Return the listing below in full, with every line exactly as it is.

##############################

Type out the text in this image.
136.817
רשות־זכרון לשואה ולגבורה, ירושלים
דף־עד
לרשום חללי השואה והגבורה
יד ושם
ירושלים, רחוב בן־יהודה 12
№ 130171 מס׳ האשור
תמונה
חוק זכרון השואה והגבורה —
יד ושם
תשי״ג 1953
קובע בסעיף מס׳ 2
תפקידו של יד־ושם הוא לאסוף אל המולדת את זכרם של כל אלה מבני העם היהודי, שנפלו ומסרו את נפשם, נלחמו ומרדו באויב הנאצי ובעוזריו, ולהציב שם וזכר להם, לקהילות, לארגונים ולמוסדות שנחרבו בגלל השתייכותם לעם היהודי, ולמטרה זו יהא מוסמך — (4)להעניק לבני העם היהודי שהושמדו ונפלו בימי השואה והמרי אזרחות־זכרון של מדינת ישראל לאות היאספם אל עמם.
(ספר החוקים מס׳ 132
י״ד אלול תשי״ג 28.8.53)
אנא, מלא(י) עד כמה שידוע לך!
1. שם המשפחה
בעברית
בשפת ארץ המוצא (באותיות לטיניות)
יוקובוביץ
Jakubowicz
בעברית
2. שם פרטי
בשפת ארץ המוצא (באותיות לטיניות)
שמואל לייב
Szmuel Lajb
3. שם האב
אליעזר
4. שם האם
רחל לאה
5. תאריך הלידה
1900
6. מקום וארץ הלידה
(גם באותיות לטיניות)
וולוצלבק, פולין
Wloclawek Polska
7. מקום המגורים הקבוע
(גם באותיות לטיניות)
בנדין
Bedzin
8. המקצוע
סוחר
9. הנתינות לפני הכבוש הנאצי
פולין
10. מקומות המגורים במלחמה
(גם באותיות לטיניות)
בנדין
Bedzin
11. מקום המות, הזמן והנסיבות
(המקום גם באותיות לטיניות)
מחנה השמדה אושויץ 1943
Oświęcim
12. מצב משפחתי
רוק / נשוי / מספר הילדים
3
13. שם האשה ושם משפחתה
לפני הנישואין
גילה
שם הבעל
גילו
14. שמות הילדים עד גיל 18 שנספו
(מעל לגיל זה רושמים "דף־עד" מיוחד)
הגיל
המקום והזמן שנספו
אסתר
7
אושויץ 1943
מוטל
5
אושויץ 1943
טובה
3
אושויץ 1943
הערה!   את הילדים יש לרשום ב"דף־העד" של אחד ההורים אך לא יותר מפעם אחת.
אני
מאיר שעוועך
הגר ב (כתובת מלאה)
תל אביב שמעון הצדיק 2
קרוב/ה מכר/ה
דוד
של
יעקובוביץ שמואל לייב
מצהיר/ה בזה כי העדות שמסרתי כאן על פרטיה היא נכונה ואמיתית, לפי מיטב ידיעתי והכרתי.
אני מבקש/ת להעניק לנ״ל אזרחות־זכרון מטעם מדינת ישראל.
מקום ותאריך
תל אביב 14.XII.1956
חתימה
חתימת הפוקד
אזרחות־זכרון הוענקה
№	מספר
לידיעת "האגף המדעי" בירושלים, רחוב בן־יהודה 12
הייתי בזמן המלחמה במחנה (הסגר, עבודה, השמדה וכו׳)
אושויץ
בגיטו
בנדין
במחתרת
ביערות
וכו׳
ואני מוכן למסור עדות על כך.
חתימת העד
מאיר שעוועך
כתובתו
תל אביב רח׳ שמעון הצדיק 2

##############################

*ANSWER IN FULL*.
Type out the text in this image.
136.817
רשות־זכרון לשואה ולגבורה, ירושלים
דף־עד
לרשום חללי השואה והגבורה
יד ושם
ירושלים, רחוב בן־יהודה 12
№ 130171 מס׳ האשור
תמונה
חוק זכרון השואה והגבורה —
יד ושם
תשי״ג 1953
קובע בסעיף מס׳ 2
תפקידו של יד־ושם הוא לאסוף אל המולדת את זכרם של כל אלה מבני העם היהודי, שנפלו ומסרו את נפשם, נלחמו ומרדו באויב הנאצי ובעוזריו, ולהציב שם וזכר להם, לקהילות, לארגונים ולמוסדות שנחרבו בגלל השתייכותם לעם היהודי, ולמטרה זו יהא מוסמך — (4)להעניק לבני העם היהודי שהושמדו ונפלו בימי השואה והמרי אזרחות־זכרון של מדינת ישראל לאות היאספם אל עמם.
(ספר החוקים מס׳ 132
י״ד אלול תשי״ג 28.8.53)
אנא, מלא(י) עד כמה שידוע לך!
1. שם המשפחה
בעברית
בשפת ארץ המוצא (באותיות לטיניות)
יוקובוביץ
Jakubowicz
בעברית
2. שם פרטי
בשפת ארץ המוצא (באותיות לטיניות)
שמואל לייב
Szmuel Lajb
3. שם האב
אליעזר
4. שם האם
רחל לאה
5. תאריך הלידה
1900
6. מקום וארץ הלידה
(גם באותיות לטיניות)
וולוצלבק, פולין
Wloclawek Polska
7. מקום המגורים הקבוע
(גם באותיות לטיניות)
בנדין
Bedzin
8. המקצוע
סוחר
9. הנתינות לפני הכבוש הנאצי
פולין
10. מקומות המגורים במלחמה
(גם באותיות לטיניות)
בנדין
Bedzin
11. מקום המות, הזמן והנסיבות
(המקום גם באותיות לטיניות)
מחנה השמדה אושויץ 1943
Oświęcim
12. מצב משפחתי
רוק / נשוי / מספר הילדים
3
13. שם האשה ושם משפחתה
לפני הנישואין
גילה
שם הבעל
גילו
14. שמות הילדים עד גיל 18 שנספו
(מעל לגיל זה רושמים "דף־עד" מיוחד)
הגיל
המקום והזמן שנספו
אסתר
7
אושויץ 1943
מוטל
5
אושויץ 1943
טובה
3
אושויץ 1943
הערה!   את הילדים יש לרשום ב"דף־העד" של אחד ההורים אך לא יותר מפעם אחת.
אני
מאיר שעוועך
הגר ב (כתובת מלאה)
תל אביב שמעון הצדיק 2
קרוב/ה מכר/ה
דוד
של
יעקובוביץ שמואל לייב
מצהיר/ה בזה כי העדות שמסרתי כאן על פרטיה היא נכונה ואמיתית, לפי מיטב ידיעתי והכרתי.
אני מבקש/ת להעניק לנ״ל אזרחות־זכרון מטעם מדינת ישראל.
מקום ותאריך
תל אביב 14.XII.1956
חתימה
חתימת הפוקד
אזרחות־זכרון הוענקה
№	מספר
לידיעת "האגף המדעי" בירושלים, רחוב בן־יהודה 12
הייתי בזמן המלחמה במחנה (הסגר, עבודה, השמדה וכו׳)
אושויץ
בגיטו
בנדין
במחתרת
ביערות
וכו׳
ואני מוכן למסור עדות על כך.
חתימת העד
מאיר שעוועך
כתובתו
תל אביב רח׳ שמעון הצדיק 2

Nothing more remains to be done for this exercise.